**提示文**
妻がなくなって、いろいろな人から声をかけてもらいます。
「お気落としのありませんように」
「元気を出してくださいね」
「嘆いてばかりいることを節子さんは望んでいないよ」
「むすめさんたちのためにもしっかりしなければいけない」

ありがたいことです。
でも、私にはいずれも無理な話です。
気を落とすのは避けられませんし、
元気がなくなり、涙が出てくるのも仕方ありません。
しっかりなんかしていられません。
節子は私にとってはかけがえのない人だったのですから。
その節子と、もう話しあうこともできないし、抱き合うこともできないのですから。
元気を出せと言われても、無理なのです。
むすめたちには真実を知ってもらいたいです。
嘘はつかない、隠し立てはしない、がわが家の文化です。
私を慰めてくれるのでしょうが、私が悲しくなるだけです。

節子の闘病中も、いろいろと慰めの言葉をもらいましたが、
慰めにならないことも少なくありませんでした。
しかし、せっかくの善意と思いやりを考えると、
さすがの私でもそんなことはいえません。

私たちは、こういう間違いを結構しているのかもしれません。

**データ項目**
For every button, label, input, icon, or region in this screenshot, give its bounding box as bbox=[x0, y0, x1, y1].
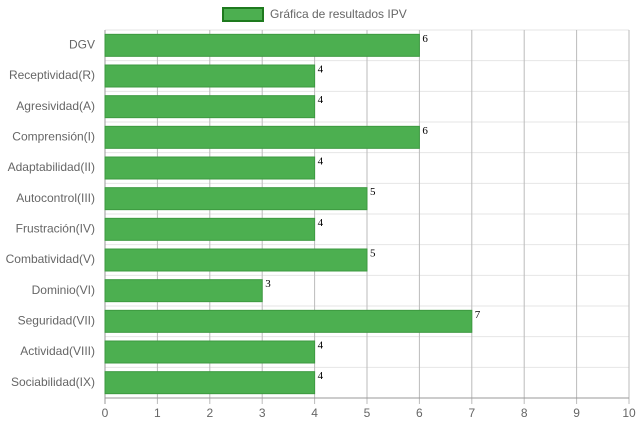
x-tick-label: 2 bbox=[206, 406, 213, 420]
x-tick-label: 4 bbox=[311, 406, 318, 420]
y-tick-label: Adaptabilidad(II) bbox=[8, 160, 95, 174]
x-tick-label: 10 bbox=[622, 406, 636, 420]
y-tick-label: Autocontrol(III) bbox=[16, 191, 95, 205]
value-label: 7 bbox=[475, 309, 481, 321]
value-label: 3 bbox=[265, 278, 271, 290]
legend-label: Gráfica de resultados IPV bbox=[270, 7, 407, 21]
value-label: 5 bbox=[370, 248, 376, 260]
x-tick-label: 1 bbox=[154, 406, 161, 420]
value-label: 6 bbox=[422, 33, 428, 45]
y-tick-label: Actividad(VIII) bbox=[20, 344, 95, 358]
bar bbox=[104, 248, 368, 272]
value-label: 4 bbox=[318, 370, 324, 382]
value-label: 4 bbox=[318, 217, 324, 229]
x-tick-label: 6 bbox=[416, 406, 423, 420]
value-label: 5 bbox=[370, 186, 376, 198]
x-tick-label: 3 bbox=[259, 406, 266, 420]
y-tick-label: Receptividad(R) bbox=[9, 68, 95, 82]
bar bbox=[104, 309, 473, 333]
x-tick-label: 9 bbox=[573, 406, 580, 420]
bar bbox=[104, 156, 316, 180]
y-tick-label: Sociabilidad(IX) bbox=[11, 375, 95, 389]
value-label: 4 bbox=[318, 156, 324, 168]
bar bbox=[104, 95, 316, 119]
y-tick-label: Frustración(IV) bbox=[16, 222, 95, 236]
x-tick-label: 5 bbox=[364, 406, 371, 420]
x-tick-label: 8 bbox=[521, 406, 528, 420]
bar bbox=[104, 279, 263, 303]
value-label: 4 bbox=[318, 340, 324, 352]
bar bbox=[104, 187, 368, 211]
bar bbox=[104, 125, 420, 149]
bar bbox=[104, 33, 420, 57]
legend-swatch bbox=[222, 7, 264, 22]
bar bbox=[104, 371, 316, 395]
value-label: 4 bbox=[318, 64, 324, 76]
y-tick-label: Dominio(VI) bbox=[32, 283, 95, 297]
y-tick-label: Seguridad(VII) bbox=[18, 314, 95, 328]
x-tick-label: 7 bbox=[468, 406, 475, 420]
y-tick-label: Agresividad(A) bbox=[16, 99, 95, 113]
value-label: 6 bbox=[422, 125, 428, 137]
bar bbox=[104, 64, 316, 88]
bar bbox=[104, 217, 316, 241]
bar bbox=[104, 340, 316, 364]
y-tick-label: Combatividad(V) bbox=[6, 252, 95, 266]
value-label: 4 bbox=[318, 94, 324, 106]
x-tick-label: 0 bbox=[102, 406, 109, 420]
y-tick-label: Comprensión(I) bbox=[12, 130, 95, 144]
y-tick-label: DGV bbox=[69, 38, 95, 52]
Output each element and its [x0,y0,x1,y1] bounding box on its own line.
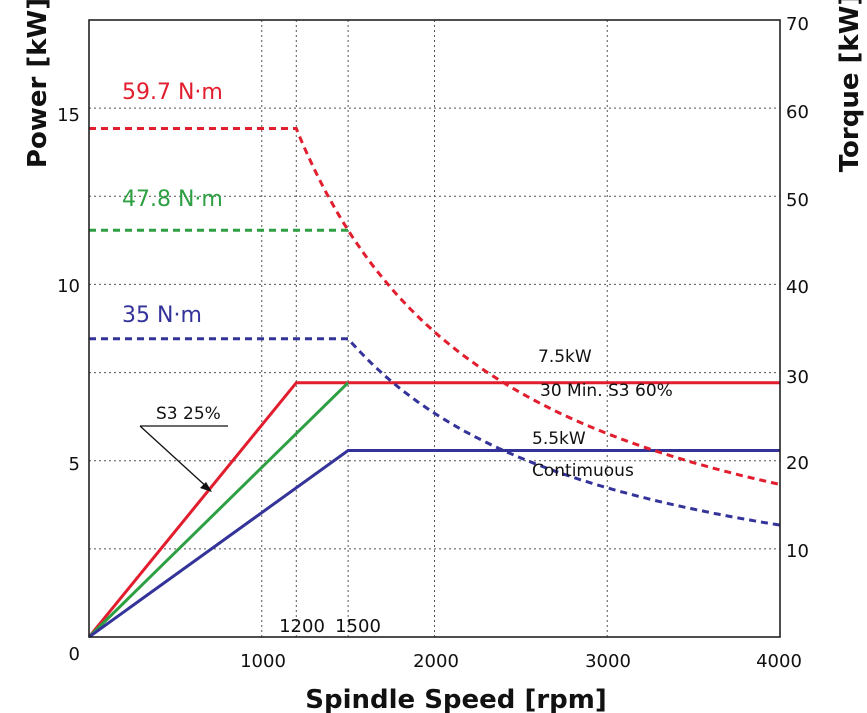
grid-layer [89,20,780,637]
s3-60-power-label: 7.5kW [538,347,592,367]
x-tick-label: 3000 [585,651,631,672]
y2-tick-label: 60 [786,102,809,123]
series-line-5 [89,337,781,527]
torque-label-green: 47.8 N·m [122,187,223,212]
y2-tick-label: 70 [786,14,809,35]
y2-tick-label: 20 [786,453,809,474]
series-layer [87,127,781,639]
x-mark-1500: 1500 [335,616,381,637]
series-line-0 [87,381,780,638]
y2-tick-label: 50 [786,190,809,211]
plot-frame [88,19,781,638]
y2-tick-label: 40 [786,277,809,298]
x-tick-label: 2000 [413,651,459,672]
continuous-power-label: 5.5kW [532,429,586,449]
torque-label-red: 59.7 N·m [122,80,223,105]
series-line-1 [87,381,350,639]
x-mark-1200: 1200 [279,616,325,637]
continuous-duty-label: Contimuous [532,461,634,481]
x-axis-title: Spindle Speed [rpm] [305,685,607,713]
x-tick-label: 4000 [756,651,802,672]
y-tick-label: 5 [69,454,80,475]
s3-25-arrowhead [200,482,212,492]
y2-axis-title: Torque [kW] [835,0,865,172]
y-tick-label: 15 [57,105,80,126]
s3-25-label: S3 25% [156,404,221,424]
origin-label: 0 [69,644,80,665]
y2-tick-label: 10 [786,541,809,562]
series-line-3 [89,127,781,486]
y-tick-label: 10 [57,276,80,297]
s3-60-duty-label: 30 Min. S3 60% [540,381,673,401]
y-axis-title: Power [kW] [23,0,53,168]
s3-25-leader [139,425,210,490]
y2-tick-label: 30 [786,367,809,388]
series-line-2 [88,449,780,639]
x-tick-label: 1000 [240,651,286,672]
torque-label-blue: 35 N·m [122,303,202,328]
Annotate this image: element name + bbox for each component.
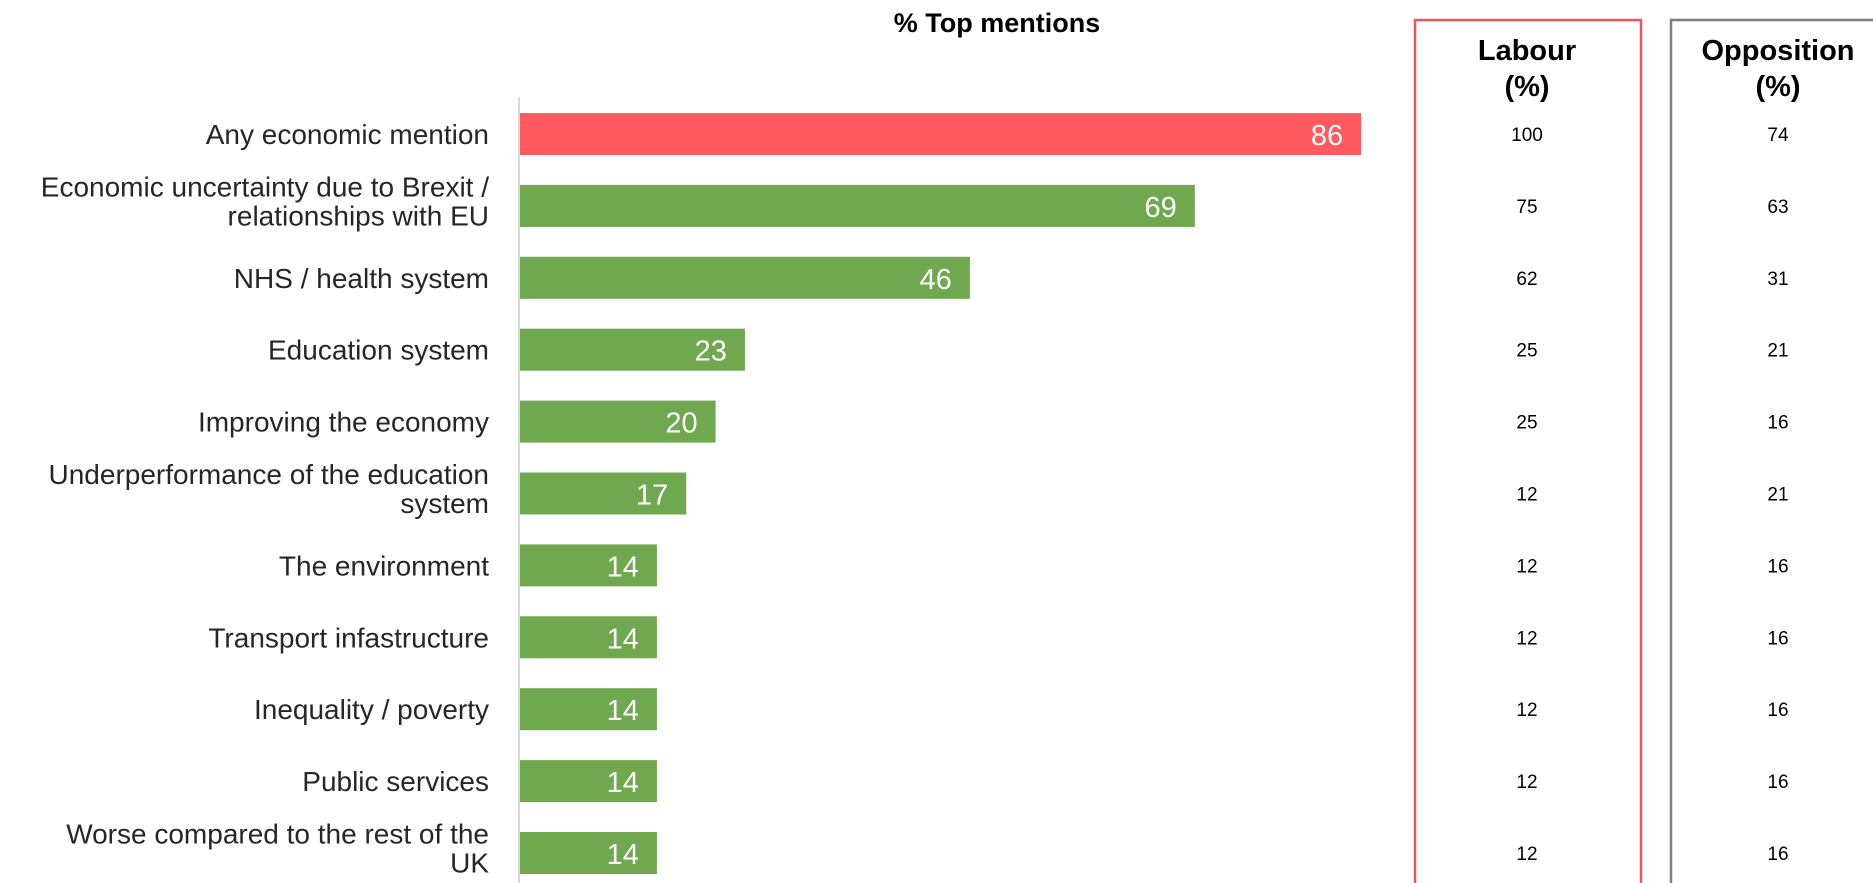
column-header: Opposition <box>1701 35 1854 67</box>
bar-value-label: 14 <box>607 839 639 871</box>
column-value: 16 <box>1767 772 1788 793</box>
comparison-column: Labour (%) 100 75 62 25 25 12 12 12 12 12 12 <box>1413 18 1643 883</box>
bars-group: 86 Any economic mention 69 Economic uncerta… <box>41 113 1362 879</box>
category-label: Inequality / poverty <box>254 694 489 725</box>
bar-value-label: 14 <box>607 695 639 727</box>
column-value: 12 <box>1516 772 1537 793</box>
bar-value-label: 14 <box>607 767 639 799</box>
column-value: 25 <box>1516 413 1537 434</box>
category-label: Transport infastructure <box>208 622 489 653</box>
column-value: 12 <box>1516 844 1537 865</box>
column-header: (%) <box>1504 71 1549 103</box>
column-value: 16 <box>1767 556 1788 577</box>
category-label: Economic uncertainty due to Brexit / <box>41 171 489 202</box>
bar-row: 14 Inequality / poverty <box>254 688 657 731</box>
bar-row: 46 NHS / health system <box>234 256 970 299</box>
category-label: Improving the economy <box>198 407 489 438</box>
column-value: 16 <box>1767 413 1788 434</box>
bar-value-label: 46 <box>920 264 952 296</box>
bar <box>520 256 970 299</box>
bar-row: 23 Education system <box>268 328 745 371</box>
bar-value-label: 14 <box>607 623 639 655</box>
category-label: Any economic mention <box>206 119 489 150</box>
bar <box>520 544 657 587</box>
column-header: Labour <box>1478 35 1576 67</box>
bar-value-label: 17 <box>636 480 668 512</box>
column-frame <box>1413 18 1643 883</box>
column-value: 31 <box>1767 269 1788 290</box>
bar <box>520 688 657 731</box>
bar-row: 69 Economic uncertainty due to Brexit /re… <box>41 171 1195 231</box>
bar-value-label: 20 <box>665 408 697 440</box>
column-header: (%) <box>1755 71 1800 103</box>
column-value: 12 <box>1516 700 1537 721</box>
bar-row: 20 Improving the economy <box>198 400 716 443</box>
column-value: 75 <box>1516 197 1537 218</box>
bar-value-label: 14 <box>607 551 639 583</box>
bar-value-label: 23 <box>695 336 727 368</box>
bar <box>520 832 657 874</box>
column-value: 21 <box>1767 341 1788 362</box>
bar-row: 14 Public services <box>302 760 657 803</box>
category-label: Underperformance of the education <box>49 459 490 490</box>
column-value: 12 <box>1516 485 1537 506</box>
column-value: 12 <box>1516 556 1537 577</box>
category-label: Public services <box>302 766 489 797</box>
chart-title: % Top mentions <box>894 8 1101 38</box>
bar <box>520 616 657 659</box>
category-label: system <box>400 488 489 519</box>
bar-row: 86 Any economic mention <box>206 113 1362 155</box>
column-value: 21 <box>1767 485 1788 506</box>
category-label: Worse compared to the rest of the <box>66 819 489 850</box>
column-value: 16 <box>1767 628 1788 649</box>
bar-row: 17 Underperformance of the educationsyste… <box>49 459 687 519</box>
bar <box>520 184 1195 227</box>
category-label: The environment <box>279 550 489 581</box>
column-value: 16 <box>1767 844 1788 865</box>
column-value: 12 <box>1516 628 1537 649</box>
bar <box>520 113 1362 155</box>
bar <box>520 400 716 443</box>
column-value: 63 <box>1767 197 1788 218</box>
comparison-columns: Labour (%) 100 75 62 25 25 12 12 12 12 12 12 Oppositi… <box>1413 18 1873 883</box>
column-value: 25 <box>1516 341 1537 362</box>
category-label: UK <box>450 848 489 879</box>
category-label: Education system <box>268 335 489 366</box>
column-value: 62 <box>1516 269 1537 290</box>
bar <box>520 472 687 515</box>
column-frame <box>1669 18 1873 883</box>
bar-row: 14 The environment <box>279 544 657 587</box>
bar-value-label: 69 <box>1145 192 1177 224</box>
bar <box>520 328 745 371</box>
column-value: 100 <box>1511 125 1543 146</box>
category-label: NHS / health system <box>234 263 489 294</box>
column-value: 74 <box>1767 125 1789 146</box>
category-label: relationships with EU <box>228 200 489 231</box>
bar-row: 14 Transport infastructure <box>208 616 657 659</box>
comparison-column: Opposition (%) 74 63 31 21 16 21 16 16 16 16 16 <box>1669 18 1873 883</box>
column-value: 16 <box>1767 700 1788 721</box>
bar <box>520 760 657 803</box>
bar-value-label: 86 <box>1311 120 1343 152</box>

**指示 1**
提示文によれば、筆者の家の文化とはどのようなものか。
**指示 2**
提示文のうち、「でも、私にはいずれも無理な話です。」で始まり「慰めにならないことも少なくありませんでした。」まで続く部分を、一字も変えずに出力せよ。

**正解 1**
嘘はつかない、隠し立てはしない、という文化である。

**正解 2**
でも、私にはいずれも無理な話です。
気を落とすのは避けられませんし、
元気がなくなり、涙が出てくるのも仕方ありません。
しっかりなんかしていられません。
節子は私にとってはかけがえのない人だったのですから。
その節子と、もう話しあうこともできないし、抱き合うこともできないのですから。
元気を出せと言われても、無理なのです。
むすめたちには真実を知ってもらいたいです。
嘘はつかない、隠し立てはしない、がわが家の文化です。
私を慰めてくれるのでしょうが、私が悲しくなるだけです。

節子の闘病中も、いろいろと慰めの言葉をもらいましたが、
慰めにならないことも少なくありませんでした。